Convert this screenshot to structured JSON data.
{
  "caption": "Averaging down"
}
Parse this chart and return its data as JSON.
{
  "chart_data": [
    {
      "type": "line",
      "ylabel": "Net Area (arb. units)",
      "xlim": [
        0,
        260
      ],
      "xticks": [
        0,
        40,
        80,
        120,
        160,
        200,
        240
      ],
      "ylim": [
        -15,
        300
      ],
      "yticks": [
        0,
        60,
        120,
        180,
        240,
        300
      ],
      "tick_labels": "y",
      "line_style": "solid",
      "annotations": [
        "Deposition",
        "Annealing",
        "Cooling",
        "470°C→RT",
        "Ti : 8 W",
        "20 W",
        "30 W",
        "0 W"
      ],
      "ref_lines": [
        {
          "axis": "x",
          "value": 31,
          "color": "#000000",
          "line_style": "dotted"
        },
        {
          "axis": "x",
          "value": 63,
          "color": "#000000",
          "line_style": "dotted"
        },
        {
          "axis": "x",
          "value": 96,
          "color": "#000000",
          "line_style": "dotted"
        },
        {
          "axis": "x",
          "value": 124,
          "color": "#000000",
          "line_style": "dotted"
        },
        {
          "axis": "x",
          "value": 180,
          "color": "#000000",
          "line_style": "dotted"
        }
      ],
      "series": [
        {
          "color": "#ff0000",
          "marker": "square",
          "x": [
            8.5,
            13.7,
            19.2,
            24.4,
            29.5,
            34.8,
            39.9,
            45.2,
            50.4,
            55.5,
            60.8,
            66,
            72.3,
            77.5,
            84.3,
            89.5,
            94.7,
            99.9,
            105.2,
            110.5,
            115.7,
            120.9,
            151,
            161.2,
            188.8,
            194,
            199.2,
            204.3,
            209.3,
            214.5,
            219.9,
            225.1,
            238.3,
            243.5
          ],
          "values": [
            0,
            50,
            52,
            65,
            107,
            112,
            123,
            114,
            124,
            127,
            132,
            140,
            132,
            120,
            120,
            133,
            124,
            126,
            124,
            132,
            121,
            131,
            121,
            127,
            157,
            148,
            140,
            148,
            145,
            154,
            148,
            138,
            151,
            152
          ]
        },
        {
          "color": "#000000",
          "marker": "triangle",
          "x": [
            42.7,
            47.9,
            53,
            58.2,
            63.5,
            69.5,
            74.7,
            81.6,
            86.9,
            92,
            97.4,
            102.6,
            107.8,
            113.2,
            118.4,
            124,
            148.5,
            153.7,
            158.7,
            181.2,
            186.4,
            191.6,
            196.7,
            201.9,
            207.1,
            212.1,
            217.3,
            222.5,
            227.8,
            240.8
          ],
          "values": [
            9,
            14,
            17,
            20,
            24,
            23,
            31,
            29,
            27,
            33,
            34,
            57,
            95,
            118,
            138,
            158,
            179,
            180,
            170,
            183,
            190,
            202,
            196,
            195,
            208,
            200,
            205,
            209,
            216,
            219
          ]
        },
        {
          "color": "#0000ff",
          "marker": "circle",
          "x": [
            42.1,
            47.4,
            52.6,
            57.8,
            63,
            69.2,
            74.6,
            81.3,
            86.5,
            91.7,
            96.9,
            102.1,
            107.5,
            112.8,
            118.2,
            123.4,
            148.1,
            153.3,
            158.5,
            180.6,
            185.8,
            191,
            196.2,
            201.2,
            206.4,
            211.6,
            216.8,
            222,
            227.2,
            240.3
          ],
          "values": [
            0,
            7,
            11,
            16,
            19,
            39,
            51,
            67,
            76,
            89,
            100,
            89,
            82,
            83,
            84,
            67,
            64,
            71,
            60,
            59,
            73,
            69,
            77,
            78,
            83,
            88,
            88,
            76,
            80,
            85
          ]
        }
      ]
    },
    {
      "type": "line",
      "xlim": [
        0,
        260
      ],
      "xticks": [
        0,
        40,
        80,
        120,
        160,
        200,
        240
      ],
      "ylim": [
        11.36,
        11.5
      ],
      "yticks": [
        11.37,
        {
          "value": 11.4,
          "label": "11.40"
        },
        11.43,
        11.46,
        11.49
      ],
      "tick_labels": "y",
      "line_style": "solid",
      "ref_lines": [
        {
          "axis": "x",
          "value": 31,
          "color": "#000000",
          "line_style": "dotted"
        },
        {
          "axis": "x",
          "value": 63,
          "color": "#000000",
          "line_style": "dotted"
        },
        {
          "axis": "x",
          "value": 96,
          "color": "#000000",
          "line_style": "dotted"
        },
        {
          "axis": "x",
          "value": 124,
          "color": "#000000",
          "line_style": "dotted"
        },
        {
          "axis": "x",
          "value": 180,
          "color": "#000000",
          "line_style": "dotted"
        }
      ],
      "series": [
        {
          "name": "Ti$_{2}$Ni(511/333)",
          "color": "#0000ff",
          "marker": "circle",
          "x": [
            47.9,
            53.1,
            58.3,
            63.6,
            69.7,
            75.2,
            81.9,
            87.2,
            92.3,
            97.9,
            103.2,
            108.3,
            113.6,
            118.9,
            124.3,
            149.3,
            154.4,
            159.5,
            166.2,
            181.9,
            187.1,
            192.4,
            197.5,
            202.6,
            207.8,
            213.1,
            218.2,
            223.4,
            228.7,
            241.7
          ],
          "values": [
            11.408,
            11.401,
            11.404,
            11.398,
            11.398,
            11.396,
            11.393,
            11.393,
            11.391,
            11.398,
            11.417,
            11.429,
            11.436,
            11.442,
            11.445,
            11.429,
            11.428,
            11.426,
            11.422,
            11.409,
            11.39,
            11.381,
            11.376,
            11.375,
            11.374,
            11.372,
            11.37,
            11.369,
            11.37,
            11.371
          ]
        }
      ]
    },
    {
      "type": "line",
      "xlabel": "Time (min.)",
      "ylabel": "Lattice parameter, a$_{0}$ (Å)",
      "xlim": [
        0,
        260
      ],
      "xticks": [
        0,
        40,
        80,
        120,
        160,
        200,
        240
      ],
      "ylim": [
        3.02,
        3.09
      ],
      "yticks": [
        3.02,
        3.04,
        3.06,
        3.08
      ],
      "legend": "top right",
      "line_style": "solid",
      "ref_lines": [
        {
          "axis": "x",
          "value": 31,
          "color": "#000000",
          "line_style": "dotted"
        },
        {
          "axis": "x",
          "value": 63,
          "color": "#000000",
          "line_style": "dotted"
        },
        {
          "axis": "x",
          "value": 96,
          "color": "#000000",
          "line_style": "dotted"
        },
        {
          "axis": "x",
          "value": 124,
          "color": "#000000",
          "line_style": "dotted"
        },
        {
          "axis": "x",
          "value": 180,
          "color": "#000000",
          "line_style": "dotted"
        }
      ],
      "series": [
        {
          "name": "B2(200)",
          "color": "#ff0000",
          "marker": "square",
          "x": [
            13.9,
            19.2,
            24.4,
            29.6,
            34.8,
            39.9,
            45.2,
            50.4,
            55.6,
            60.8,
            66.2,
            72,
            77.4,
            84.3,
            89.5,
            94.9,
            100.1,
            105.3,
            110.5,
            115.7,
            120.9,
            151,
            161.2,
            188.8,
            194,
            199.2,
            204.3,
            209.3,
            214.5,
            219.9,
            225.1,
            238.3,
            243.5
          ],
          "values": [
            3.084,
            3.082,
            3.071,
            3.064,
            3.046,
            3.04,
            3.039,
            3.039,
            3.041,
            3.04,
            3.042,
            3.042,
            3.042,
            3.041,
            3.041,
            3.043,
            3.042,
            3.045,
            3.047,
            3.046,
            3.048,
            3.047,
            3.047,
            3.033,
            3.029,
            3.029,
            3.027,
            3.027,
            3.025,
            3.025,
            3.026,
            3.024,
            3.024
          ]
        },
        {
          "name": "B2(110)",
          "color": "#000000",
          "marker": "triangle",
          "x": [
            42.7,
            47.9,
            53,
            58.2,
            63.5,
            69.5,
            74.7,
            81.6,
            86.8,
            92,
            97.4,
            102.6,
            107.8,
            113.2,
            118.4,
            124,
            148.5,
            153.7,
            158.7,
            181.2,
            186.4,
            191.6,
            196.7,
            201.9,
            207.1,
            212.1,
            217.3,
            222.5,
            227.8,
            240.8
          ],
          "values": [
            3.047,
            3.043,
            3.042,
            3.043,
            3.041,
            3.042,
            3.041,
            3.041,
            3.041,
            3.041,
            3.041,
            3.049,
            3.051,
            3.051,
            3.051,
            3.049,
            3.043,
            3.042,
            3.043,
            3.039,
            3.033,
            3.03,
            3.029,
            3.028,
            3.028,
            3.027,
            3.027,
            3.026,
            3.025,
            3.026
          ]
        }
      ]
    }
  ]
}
::::
Exercise: Each line in the material either holds the string "JSON" or does not. State how many do, and nothing else.

Output of the task: 2